[Given problem]: Scan the lines below for the string "especialidad" and copy every one that has it.

[Provided data]:
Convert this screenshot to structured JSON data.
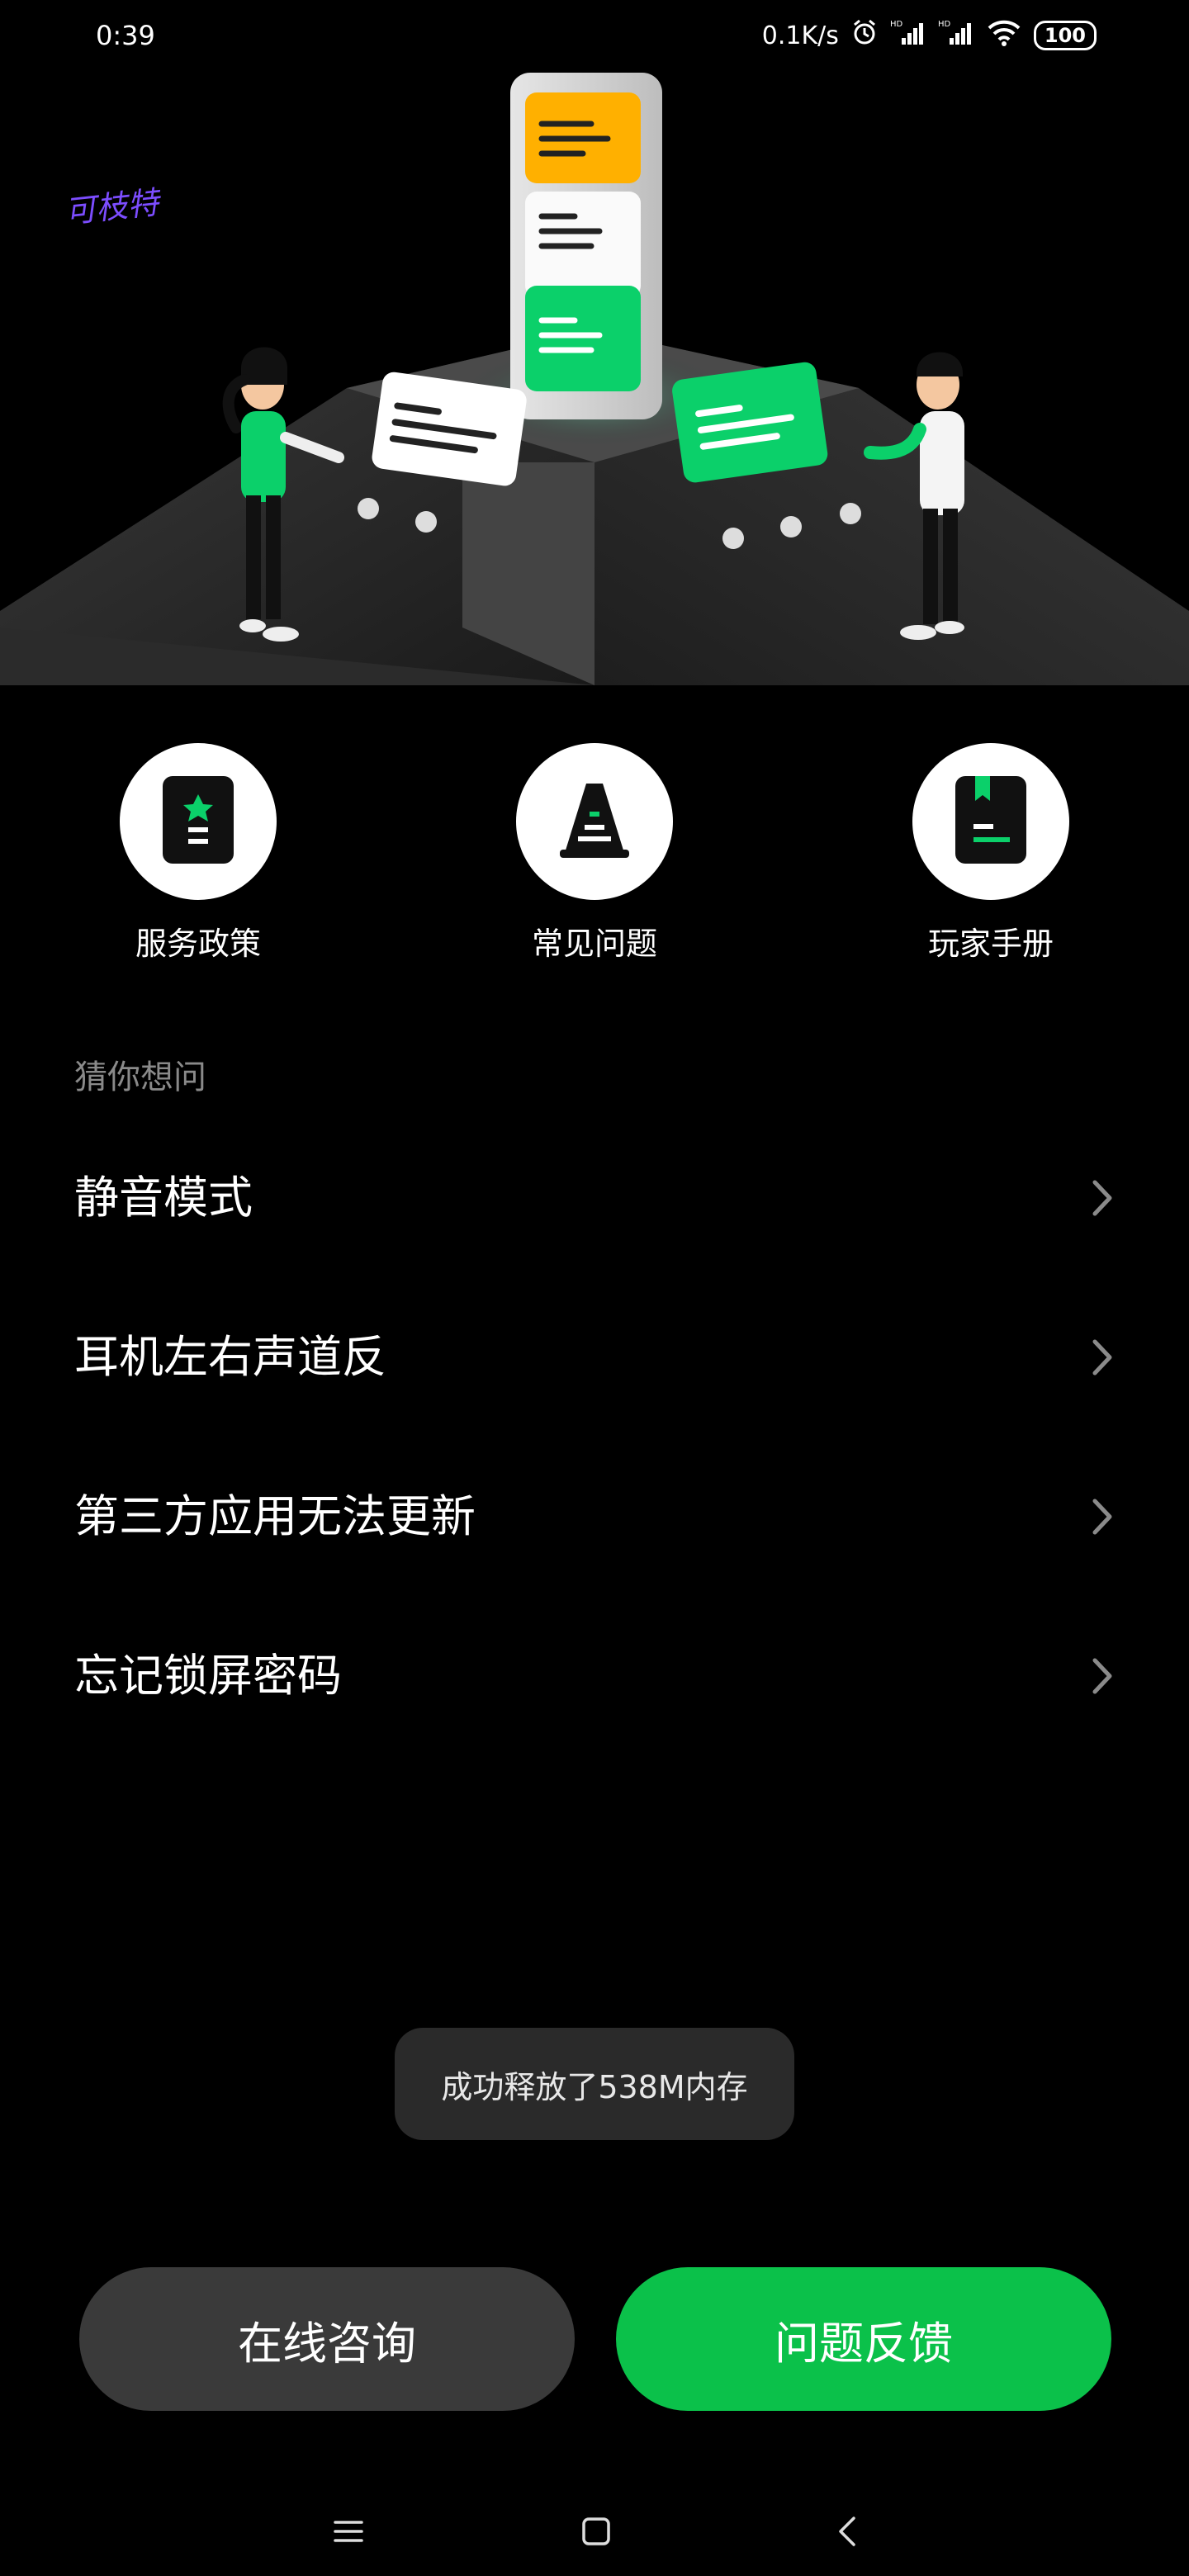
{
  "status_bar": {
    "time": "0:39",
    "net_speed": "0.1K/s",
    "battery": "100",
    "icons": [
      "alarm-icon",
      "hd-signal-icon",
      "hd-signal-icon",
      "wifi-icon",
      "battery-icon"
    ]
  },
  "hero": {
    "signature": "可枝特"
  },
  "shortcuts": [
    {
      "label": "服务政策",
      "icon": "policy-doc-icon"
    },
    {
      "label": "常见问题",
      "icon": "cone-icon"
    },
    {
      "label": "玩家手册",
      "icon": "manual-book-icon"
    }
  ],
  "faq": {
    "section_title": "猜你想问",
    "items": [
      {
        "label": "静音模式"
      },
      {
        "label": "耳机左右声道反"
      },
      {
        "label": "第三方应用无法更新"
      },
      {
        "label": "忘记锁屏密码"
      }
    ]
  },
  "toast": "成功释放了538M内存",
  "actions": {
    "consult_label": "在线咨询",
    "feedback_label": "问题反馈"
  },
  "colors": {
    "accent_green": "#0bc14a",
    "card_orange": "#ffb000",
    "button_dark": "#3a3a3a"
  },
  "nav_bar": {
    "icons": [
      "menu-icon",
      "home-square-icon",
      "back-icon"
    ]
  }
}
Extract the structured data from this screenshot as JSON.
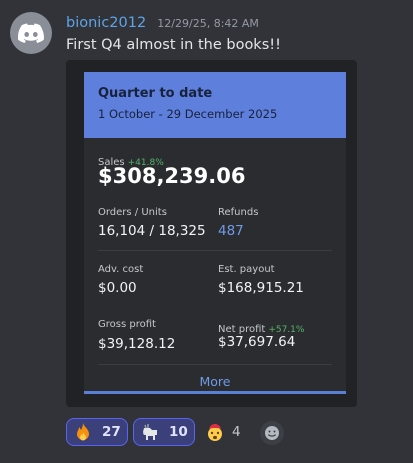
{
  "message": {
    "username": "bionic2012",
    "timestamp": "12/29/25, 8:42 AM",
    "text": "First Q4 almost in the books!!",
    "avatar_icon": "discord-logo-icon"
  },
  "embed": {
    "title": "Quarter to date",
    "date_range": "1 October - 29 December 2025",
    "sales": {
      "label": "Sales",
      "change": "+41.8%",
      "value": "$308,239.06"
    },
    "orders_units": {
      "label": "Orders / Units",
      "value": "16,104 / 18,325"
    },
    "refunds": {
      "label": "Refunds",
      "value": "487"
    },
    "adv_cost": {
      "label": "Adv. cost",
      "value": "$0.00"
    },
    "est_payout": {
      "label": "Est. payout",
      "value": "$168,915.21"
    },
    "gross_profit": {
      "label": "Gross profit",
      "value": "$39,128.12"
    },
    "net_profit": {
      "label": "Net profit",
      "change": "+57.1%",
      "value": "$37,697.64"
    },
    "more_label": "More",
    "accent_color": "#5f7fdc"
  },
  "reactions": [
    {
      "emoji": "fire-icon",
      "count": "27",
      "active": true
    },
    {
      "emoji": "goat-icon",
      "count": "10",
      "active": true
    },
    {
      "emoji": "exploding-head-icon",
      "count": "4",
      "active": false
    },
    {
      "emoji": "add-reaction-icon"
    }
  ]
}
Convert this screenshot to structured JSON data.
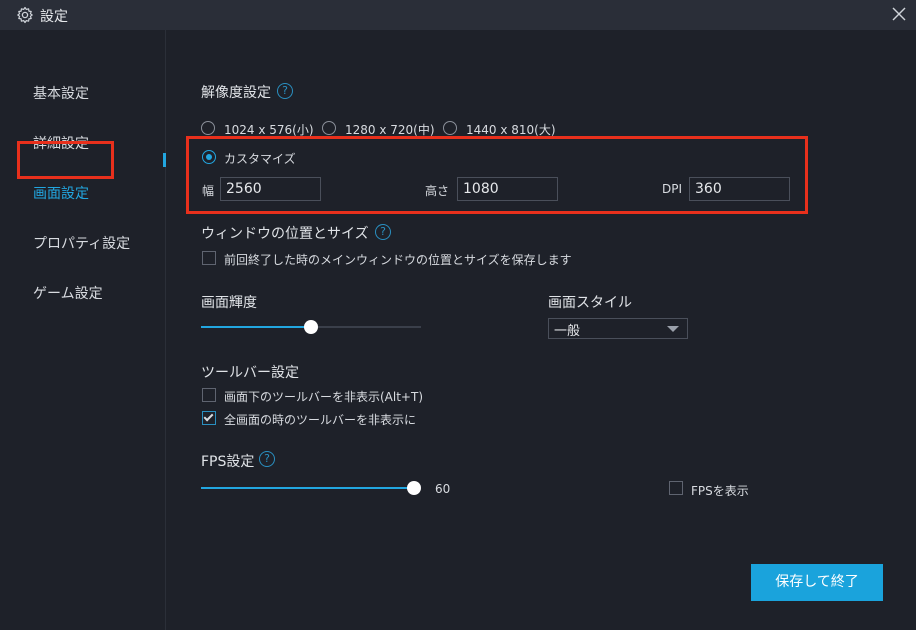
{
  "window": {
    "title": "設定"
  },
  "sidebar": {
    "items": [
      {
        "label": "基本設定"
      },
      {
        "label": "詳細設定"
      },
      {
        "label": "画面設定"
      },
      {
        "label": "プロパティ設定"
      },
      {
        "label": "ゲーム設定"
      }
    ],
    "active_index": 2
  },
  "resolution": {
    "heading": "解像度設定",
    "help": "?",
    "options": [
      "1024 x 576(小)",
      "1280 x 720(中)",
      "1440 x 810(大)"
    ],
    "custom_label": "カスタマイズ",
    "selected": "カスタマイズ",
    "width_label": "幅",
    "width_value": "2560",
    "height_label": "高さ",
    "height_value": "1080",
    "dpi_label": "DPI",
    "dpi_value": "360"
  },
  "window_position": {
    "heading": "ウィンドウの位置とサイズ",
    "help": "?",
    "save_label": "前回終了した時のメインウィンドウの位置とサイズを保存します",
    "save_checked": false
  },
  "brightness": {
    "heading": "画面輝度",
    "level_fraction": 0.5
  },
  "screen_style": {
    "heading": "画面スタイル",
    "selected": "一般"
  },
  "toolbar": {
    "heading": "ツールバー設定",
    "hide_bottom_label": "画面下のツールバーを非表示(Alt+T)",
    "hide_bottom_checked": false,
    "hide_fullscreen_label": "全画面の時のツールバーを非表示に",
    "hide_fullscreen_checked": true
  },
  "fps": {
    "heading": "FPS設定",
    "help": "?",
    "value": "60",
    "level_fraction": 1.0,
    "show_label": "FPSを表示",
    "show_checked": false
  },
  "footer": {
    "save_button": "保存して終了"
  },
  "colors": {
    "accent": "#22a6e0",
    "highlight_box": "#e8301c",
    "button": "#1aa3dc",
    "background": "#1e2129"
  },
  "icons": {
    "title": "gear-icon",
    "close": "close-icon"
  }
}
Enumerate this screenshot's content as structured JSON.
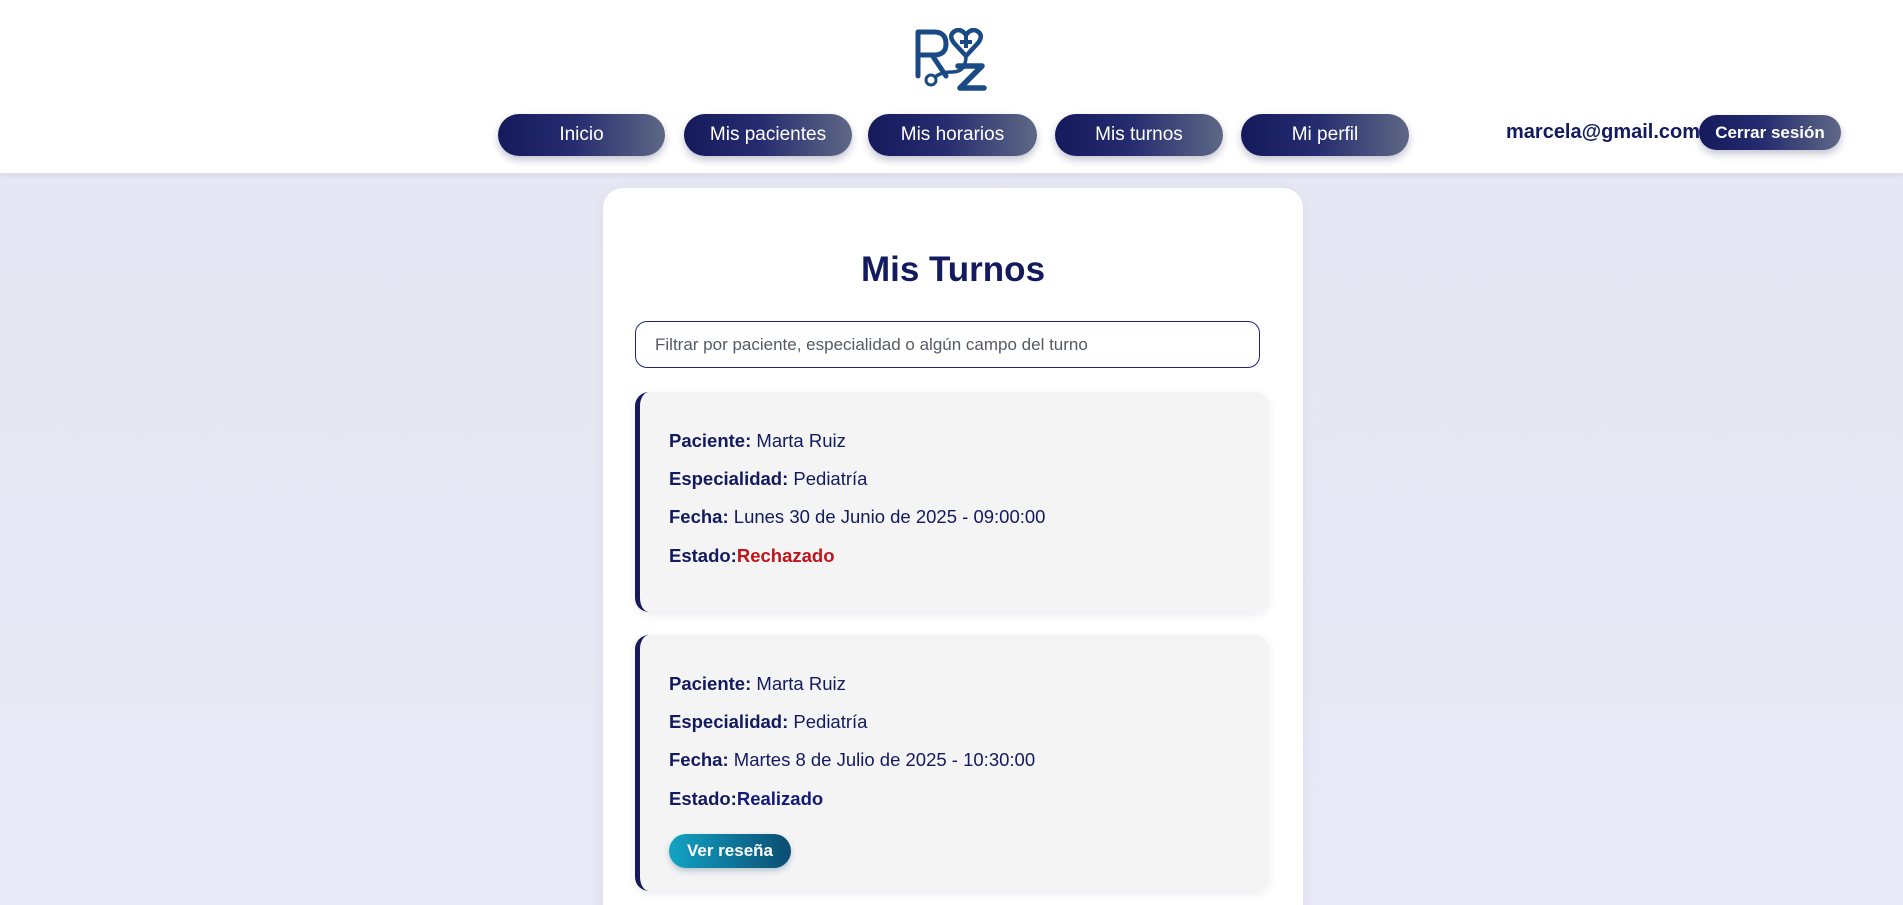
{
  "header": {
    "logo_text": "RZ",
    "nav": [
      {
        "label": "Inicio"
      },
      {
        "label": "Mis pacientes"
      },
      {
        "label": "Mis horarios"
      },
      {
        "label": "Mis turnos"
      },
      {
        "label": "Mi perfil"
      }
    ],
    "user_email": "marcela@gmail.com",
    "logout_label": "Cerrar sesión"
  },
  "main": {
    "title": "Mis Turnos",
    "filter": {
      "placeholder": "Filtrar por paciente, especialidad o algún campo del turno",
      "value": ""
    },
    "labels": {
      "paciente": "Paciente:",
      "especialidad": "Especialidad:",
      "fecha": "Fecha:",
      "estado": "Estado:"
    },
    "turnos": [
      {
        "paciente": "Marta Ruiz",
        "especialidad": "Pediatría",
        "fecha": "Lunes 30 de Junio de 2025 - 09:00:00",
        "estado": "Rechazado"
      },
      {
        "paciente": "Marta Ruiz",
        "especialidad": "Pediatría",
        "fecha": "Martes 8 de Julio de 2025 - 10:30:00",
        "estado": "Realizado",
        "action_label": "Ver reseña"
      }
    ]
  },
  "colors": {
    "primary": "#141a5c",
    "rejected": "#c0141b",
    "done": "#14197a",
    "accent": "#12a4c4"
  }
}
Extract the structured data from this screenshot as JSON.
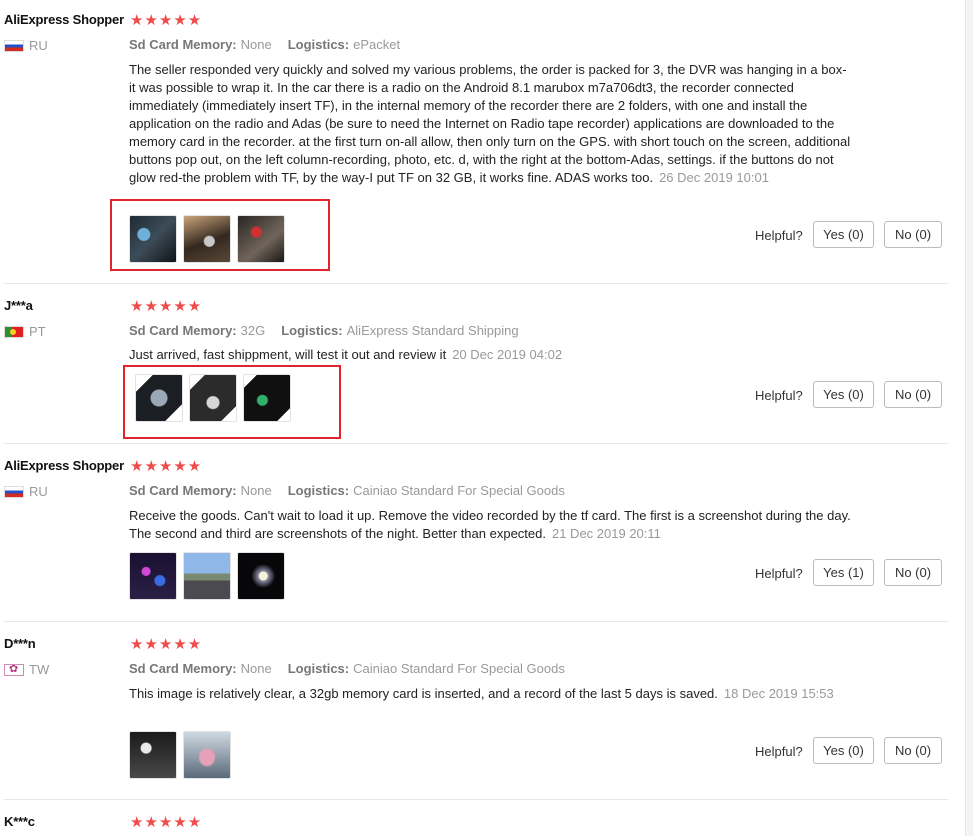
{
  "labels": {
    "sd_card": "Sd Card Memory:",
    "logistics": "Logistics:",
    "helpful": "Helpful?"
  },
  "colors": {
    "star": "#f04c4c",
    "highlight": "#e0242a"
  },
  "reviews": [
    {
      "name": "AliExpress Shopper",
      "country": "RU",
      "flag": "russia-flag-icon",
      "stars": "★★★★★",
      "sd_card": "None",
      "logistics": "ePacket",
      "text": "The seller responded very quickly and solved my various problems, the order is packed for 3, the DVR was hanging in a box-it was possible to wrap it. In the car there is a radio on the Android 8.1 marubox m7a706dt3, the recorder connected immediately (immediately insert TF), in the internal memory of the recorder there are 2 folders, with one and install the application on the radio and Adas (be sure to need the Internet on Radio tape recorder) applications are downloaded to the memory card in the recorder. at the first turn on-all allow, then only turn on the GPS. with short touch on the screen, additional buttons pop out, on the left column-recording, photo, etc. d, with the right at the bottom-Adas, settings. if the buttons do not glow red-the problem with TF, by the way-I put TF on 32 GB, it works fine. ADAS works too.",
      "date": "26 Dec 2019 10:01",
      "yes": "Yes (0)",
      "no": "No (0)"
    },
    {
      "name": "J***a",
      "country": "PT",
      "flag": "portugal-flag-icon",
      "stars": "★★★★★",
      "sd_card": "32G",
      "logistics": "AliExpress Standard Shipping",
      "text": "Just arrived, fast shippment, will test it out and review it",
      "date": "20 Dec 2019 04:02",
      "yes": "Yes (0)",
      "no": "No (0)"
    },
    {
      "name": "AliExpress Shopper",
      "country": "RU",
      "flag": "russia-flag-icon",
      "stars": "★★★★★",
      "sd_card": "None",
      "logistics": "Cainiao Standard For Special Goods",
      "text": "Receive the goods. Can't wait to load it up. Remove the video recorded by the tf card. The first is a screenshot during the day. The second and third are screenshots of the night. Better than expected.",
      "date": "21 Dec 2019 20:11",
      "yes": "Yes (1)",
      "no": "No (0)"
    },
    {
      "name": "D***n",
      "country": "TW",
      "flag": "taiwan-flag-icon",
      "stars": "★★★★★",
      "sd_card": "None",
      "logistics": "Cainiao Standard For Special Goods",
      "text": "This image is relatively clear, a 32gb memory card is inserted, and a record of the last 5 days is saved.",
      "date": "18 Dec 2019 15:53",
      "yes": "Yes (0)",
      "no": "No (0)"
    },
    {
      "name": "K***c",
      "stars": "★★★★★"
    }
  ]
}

[Correct result]:
      "placeholder": "Filtrar por paciente, especialidad o algún campo del turno",
      "especialidad": "Especialidad:",
        "especialidad": "Pediatría",
        "especialidad": "Pediatría",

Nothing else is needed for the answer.